> **WHAT NEEDS TO BE DONE**: Take the listing and print it in full, exactly as given.

-- begin STORED RECORDS --

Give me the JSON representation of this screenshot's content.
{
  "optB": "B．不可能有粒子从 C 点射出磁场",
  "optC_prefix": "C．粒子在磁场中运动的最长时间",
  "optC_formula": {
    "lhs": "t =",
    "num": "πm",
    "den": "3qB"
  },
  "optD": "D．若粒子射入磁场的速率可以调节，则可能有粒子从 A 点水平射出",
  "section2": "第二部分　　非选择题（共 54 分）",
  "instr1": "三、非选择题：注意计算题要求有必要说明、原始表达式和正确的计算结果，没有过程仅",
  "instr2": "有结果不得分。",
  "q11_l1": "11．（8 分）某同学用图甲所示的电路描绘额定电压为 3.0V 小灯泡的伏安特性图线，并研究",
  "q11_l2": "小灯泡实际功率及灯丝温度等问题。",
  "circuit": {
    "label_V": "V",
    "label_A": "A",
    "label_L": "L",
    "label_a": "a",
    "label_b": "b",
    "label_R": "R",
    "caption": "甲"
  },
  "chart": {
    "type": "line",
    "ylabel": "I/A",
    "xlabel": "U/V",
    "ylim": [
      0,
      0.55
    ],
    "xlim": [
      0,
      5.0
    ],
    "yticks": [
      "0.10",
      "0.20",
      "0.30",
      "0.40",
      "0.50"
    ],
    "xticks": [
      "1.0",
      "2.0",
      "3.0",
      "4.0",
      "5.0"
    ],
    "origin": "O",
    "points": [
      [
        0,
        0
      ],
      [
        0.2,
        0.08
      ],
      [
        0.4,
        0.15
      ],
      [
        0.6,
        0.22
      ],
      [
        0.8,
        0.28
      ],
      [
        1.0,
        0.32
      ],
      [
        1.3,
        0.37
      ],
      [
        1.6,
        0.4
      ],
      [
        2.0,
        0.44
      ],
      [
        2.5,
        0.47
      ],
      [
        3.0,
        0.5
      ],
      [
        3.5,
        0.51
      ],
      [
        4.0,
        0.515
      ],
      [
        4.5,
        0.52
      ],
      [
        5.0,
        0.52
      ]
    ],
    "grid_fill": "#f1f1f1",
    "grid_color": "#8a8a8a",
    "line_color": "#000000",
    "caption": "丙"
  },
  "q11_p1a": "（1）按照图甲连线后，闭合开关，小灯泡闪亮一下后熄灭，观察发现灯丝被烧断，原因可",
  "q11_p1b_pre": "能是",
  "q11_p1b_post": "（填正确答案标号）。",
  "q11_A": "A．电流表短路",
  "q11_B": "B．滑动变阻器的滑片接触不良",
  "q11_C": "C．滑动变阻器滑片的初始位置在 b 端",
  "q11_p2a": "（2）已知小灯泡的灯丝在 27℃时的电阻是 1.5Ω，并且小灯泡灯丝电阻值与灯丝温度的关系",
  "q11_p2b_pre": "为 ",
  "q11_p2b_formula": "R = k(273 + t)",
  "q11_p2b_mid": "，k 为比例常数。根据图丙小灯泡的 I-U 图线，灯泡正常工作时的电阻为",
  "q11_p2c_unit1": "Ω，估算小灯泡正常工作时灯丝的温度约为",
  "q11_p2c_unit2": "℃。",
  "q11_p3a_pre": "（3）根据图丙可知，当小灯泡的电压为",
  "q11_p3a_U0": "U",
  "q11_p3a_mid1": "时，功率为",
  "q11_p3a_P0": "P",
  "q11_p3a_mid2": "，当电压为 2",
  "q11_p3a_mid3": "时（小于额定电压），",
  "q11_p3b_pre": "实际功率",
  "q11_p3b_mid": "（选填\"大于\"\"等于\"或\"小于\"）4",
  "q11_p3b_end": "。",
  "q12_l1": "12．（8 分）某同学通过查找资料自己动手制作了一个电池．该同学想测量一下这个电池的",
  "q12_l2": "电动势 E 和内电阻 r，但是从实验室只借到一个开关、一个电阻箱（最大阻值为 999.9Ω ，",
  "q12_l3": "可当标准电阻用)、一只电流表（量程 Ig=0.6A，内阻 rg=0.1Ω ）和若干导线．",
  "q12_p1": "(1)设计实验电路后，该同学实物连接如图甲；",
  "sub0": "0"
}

-- end STORED RECORDS --

> **THE RESULT**:
Give me the JSON representation of this screenshot's content.
{
  "optB": "B．不可能有粒子从 C 点射出磁场",
  "optC_prefix": "C．粒子在磁场中运动的最长时间",
  "optC_formula": {
    "lhs": "t =",
    "num": "πm",
    "den": "3qB"
  },
  "optD": "D．若粒子射入磁场的速率可以调节，则可能有粒子从 A 点水平射出",
  "section2": "第二部分　　非选择题（共 54 分）",
  "instr1": "三、非选择题：注意计算题要求有必要说明、原始表达式和正确的计算结果，没有过程仅",
  "instr2": "有结果不得分。",
  "q11_l1": "11．（8 分）某同学用图甲所示的电路描绘额定电压为 3.0V 小灯泡的伏安特性图线，并研究",
  "q11_l2": "小灯泡实际功率及灯丝温度等问题。",
  "circuit": {
    "label_V": "V",
    "label_A": "A",
    "label_L": "L",
    "label_a": "a",
    "label_b": "b",
    "label_R": "R",
    "caption": "甲"
  },
  "chart": {
    "type": "line",
    "ylabel": "I/A",
    "xlabel": "U/V",
    "ylim": [
      0,
      0.55
    ],
    "xlim": [
      0,
      5.0
    ],
    "yticks": [
      "0.10",
      "0.20",
      "0.30",
      "0.40",
      "0.50"
    ],
    "xticks": [
      "1.0",
      "2.0",
      "3.0",
      "4.0",
      "5.0"
    ],
    "origin": "O",
    "points": [
      [
        0,
        0
      ],
      [
        0.2,
        0.08
      ],
      [
        0.4,
        0.15
      ],
      [
        0.6,
        0.22
      ],
      [
        0.8,
        0.28
      ],
      [
        1.0,
        0.32
      ],
      [
        1.3,
        0.37
      ],
      [
        1.6,
        0.4
      ],
      [
        2.0,
        0.44
      ],
      [
        2.5,
        0.47
      ],
      [
        3.0,
        0.5
      ],
      [
        3.5,
        0.51
      ],
      [
        4.0,
        0.515
      ],
      [
        4.5,
        0.52
      ],
      [
        5.0,
        0.52
      ]
    ],
    "grid_fill": "#f1f1f1",
    "grid_color": "#8a8a8a",
    "line_color": "#000000",
    "caption": "丙"
  },
  "q11_p1a": "（1）按照图甲连线后，闭合开关，小灯泡闪亮一下后熄灭，观察发现灯丝被烧断，原因可",
  "q11_p1b_pre": "能是",
  "q11_p1b_post": "（填正确答案标号）。",
  "q11_A": "A．电流表短路",
  "q11_B": "B．滑动变阻器的滑片接触不良",
  "q11_C": "C．滑动变阻器滑片的初始位置在 b 端",
  "q11_p2a": "（2）已知小灯泡的灯丝在 27℃时的电阻是 1.5Ω，并且小灯泡灯丝电阻值与灯丝温度的关系",
  "q11_p2b_pre": "为 ",
  "q11_p2b_formula": "R = k(273 + t)",
  "q11_p2b_mid": "，k 为比例常数。根据图丙小灯泡的 I-U 图线，灯泡正常工作时的电阻为",
  "q11_p2c_unit1": "Ω，估算小灯泡正常工作时灯丝的温度约为",
  "q11_p2c_unit2": "℃。",
  "q11_p3a_pre": "（3）根据图丙可知，当小灯泡的电压为",
  "q11_p3a_U0": "U",
  "q11_p3a_mid1": "时，功率为",
  "q11_p3a_P0": "P",
  "q11_p3a_mid2": "，当电压为 2",
  "q11_p3a_mid3": "时（小于额定电压），",
  "q11_p3b_pre": "实际功率",
  "q11_p3b_mid": "（选填\"大于\"\"等于\"或\"小于\"）4",
  "q11_p3b_end": "。",
  "q12_l1": "12．（8 分）某同学通过查找资料自己动手制作了一个电池．该同学想测量一下这个电池的",
  "q12_l2": "电动势 E 和内电阻 r，但是从实验室只借到一个开关、一个电阻箱（最大阻值为 999.9Ω ，",
  "q12_l3": "可当标准电阻用)、一只电流表（量程 Ig=0.6A，内阻 rg=0.1Ω ）和若干导线．",
  "q12_p1": "(1)设计实验电路后，该同学实物连接如图甲；",
  "sub0": "0"
}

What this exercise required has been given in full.